CHALLENGE 1 →
Reproduce the part of the calcium hydroxide precipitation explanation starting at "From the stoichiometry" and ending at "also be known.", word for word.
CHALLENGE 2 →
Pick up the calcium hydroxide precipitation explanation after its last sentence and keep it going.

SELECTED EXCERPT →
'''

Answer:
D) Ca(OH)₂ will not precipitate because Q < Ksp
Explanation:
Here we have first a chemical reaction in which Ca(OH)₂ is produced:
CaC₂(s) + H₂O ⇒ Ca(OH)₂ + C₂H₂
Ca(OH)₂ is slightly soluble, and depending on its concentration it may precipitate out of solution.
The solubility product constant for Ca(OH)₂ is:
Ca(OH)₂(s) ⇆ Ca²⁺(aq) + 2OH⁻(aq)
Ksp = [Ca²⁺][OH⁻]²
and the reaction quotient Q:
Q = [Ca²⁺][OH⁻]²
So by comparing Q with Ksp we will be able to determine if a precipitate will form.
From the stoichiometry of the reaction we know the number of moles of hydroxide produced, and since the volume is 1 L the molarity will also be known.

'''

DATA EXCERPT →
'''

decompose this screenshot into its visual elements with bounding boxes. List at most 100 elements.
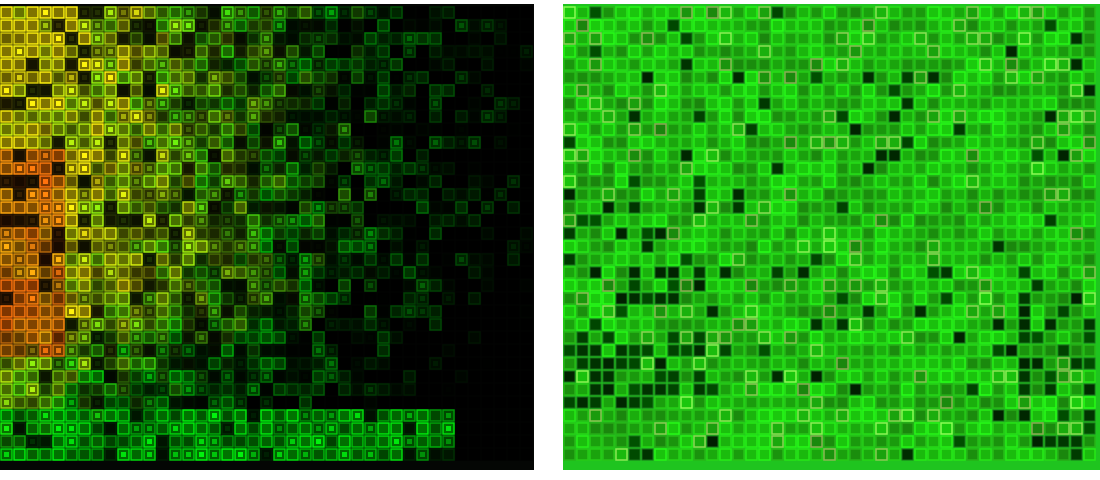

'''

WRITTEN ANSWER 1 →
From the stoichiometry of the reaction we know the number of moles of hydroxide produced, and since the volume is 1 L the molarity will also be known.

WRITTEN ANSWER 2 →
mol Ca(OH)₂ = mol CaC₂( reacted = 0.064 g / 64 g/mol = 0.001 mol Ca(OH)₂
the concentration of ions will be:
[Ca²⁺ ] = 0.001 mol / L 0.001 M
[OH⁻] = 2 x 0.001 M = 0.002 M ( From the coefficient 2 in the equilibrium)
Now we can calculate the reaction quotient.
Q= [Ca²⁺][OH⁻]² = 0.001 x (0.002)² = 4.0 x 10⁻⁹
Q < Ksp since 4.0 x 10⁻⁹ < 8.0 x 10⁻⁸
Therefore no precipitate will form.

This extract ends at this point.